#### [Task prompt]
Which lines hold the word "JSON"? Copy each of them.

[BEGIN Records shown]

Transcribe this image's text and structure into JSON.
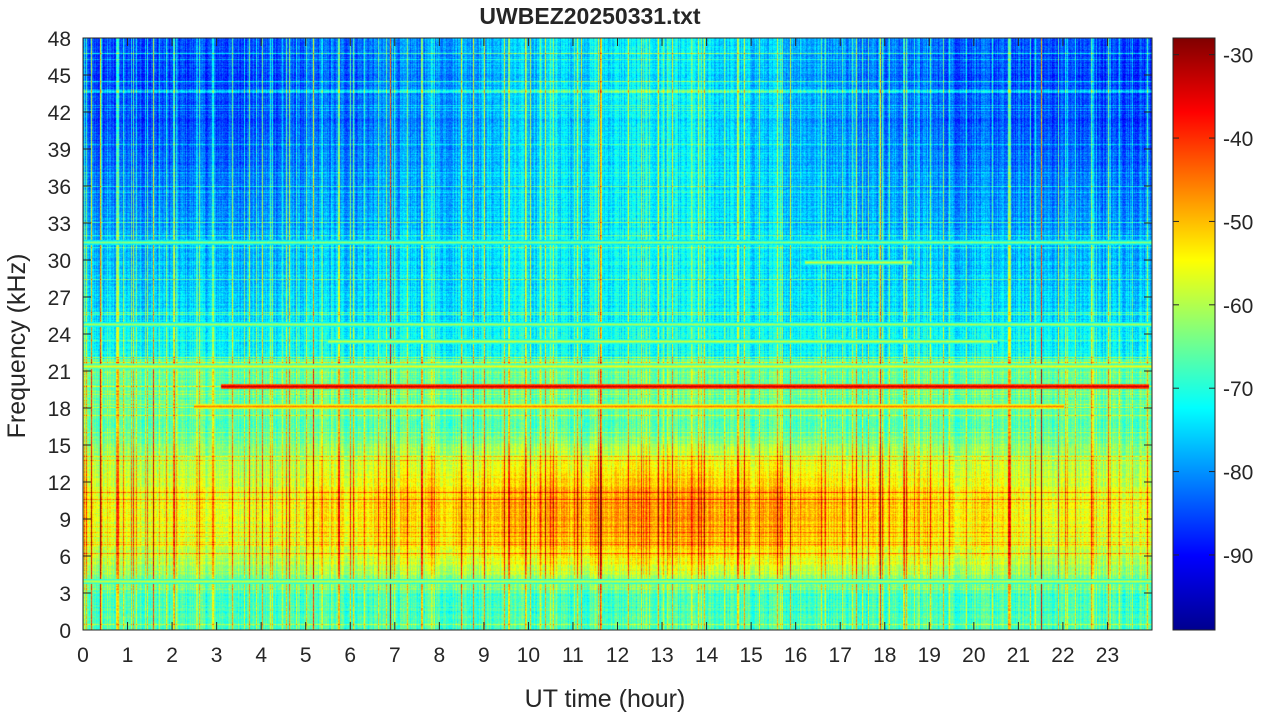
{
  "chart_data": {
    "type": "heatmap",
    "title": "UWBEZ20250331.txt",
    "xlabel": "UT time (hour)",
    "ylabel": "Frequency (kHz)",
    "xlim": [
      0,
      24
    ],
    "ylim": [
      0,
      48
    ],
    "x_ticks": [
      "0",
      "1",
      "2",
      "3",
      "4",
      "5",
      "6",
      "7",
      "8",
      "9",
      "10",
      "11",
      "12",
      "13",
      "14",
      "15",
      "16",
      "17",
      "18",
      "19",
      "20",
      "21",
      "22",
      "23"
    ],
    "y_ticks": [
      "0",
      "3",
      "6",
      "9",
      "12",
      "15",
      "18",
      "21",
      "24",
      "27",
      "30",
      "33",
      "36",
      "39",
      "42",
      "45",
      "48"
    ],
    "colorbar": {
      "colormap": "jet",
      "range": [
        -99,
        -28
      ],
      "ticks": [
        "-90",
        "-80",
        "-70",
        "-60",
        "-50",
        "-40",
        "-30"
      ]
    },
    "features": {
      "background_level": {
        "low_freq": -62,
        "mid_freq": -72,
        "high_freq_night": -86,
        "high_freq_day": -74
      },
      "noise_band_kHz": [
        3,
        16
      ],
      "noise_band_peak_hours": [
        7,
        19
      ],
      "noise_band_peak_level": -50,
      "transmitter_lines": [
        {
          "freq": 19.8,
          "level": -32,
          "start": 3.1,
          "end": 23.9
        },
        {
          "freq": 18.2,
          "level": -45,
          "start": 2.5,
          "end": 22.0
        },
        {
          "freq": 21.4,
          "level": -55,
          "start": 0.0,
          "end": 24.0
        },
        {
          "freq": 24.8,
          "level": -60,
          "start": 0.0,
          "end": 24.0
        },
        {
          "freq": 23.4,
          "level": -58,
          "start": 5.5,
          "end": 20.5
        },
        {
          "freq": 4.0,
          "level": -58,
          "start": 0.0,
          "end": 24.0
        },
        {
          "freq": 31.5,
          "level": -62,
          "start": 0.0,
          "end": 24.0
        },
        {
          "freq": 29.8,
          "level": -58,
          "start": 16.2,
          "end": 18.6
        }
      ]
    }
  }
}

[END Records shown]
[BEGIN Records shown]

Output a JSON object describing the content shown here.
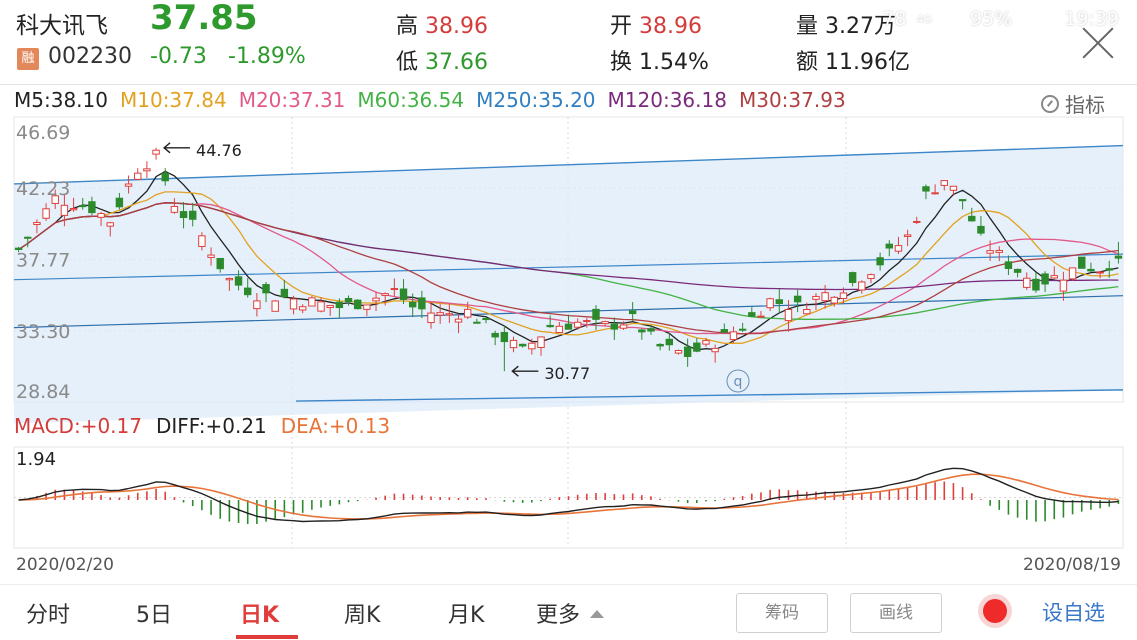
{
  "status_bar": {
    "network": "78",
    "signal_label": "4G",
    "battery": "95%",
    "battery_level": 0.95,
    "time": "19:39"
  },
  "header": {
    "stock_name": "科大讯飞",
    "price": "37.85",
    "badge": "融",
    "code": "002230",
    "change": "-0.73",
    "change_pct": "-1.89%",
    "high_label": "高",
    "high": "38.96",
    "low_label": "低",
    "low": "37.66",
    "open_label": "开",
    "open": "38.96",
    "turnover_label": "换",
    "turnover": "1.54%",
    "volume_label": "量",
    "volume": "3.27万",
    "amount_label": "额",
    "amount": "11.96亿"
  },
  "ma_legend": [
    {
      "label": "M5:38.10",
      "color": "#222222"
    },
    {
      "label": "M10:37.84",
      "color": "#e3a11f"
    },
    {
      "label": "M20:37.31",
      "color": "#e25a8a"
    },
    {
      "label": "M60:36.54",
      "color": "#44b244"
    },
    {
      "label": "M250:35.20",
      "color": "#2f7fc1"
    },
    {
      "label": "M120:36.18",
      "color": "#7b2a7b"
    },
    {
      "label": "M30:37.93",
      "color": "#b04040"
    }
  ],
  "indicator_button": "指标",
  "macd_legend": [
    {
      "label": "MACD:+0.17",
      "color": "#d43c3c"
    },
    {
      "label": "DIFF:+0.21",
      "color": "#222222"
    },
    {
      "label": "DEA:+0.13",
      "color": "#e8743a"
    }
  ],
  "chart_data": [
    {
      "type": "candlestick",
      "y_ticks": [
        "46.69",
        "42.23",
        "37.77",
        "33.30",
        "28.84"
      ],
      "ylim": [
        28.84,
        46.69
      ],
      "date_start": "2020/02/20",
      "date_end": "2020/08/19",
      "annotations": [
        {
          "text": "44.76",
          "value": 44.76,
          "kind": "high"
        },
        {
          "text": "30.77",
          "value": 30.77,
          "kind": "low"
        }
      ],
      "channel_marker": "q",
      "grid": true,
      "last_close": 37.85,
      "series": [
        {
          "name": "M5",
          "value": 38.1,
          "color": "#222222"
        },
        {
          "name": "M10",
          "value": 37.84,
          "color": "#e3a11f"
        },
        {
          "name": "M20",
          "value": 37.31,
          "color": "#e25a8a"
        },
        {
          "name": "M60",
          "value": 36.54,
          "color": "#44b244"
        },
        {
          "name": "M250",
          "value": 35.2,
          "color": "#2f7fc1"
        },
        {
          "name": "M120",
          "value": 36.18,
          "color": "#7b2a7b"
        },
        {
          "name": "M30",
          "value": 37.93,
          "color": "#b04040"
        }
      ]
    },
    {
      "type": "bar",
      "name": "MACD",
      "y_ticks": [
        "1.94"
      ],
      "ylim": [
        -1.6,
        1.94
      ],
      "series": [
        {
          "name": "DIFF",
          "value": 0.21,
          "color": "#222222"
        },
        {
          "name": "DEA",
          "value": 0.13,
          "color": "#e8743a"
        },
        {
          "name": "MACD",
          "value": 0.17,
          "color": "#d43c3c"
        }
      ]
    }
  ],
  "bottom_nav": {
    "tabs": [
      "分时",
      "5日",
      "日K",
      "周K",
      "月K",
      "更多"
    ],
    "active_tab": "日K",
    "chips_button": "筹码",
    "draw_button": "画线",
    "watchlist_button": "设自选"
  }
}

[END Records shown]

#### [Correct response]
Transcribe this image's text and structure into JSON.
Output a JSON object describing the content shown here.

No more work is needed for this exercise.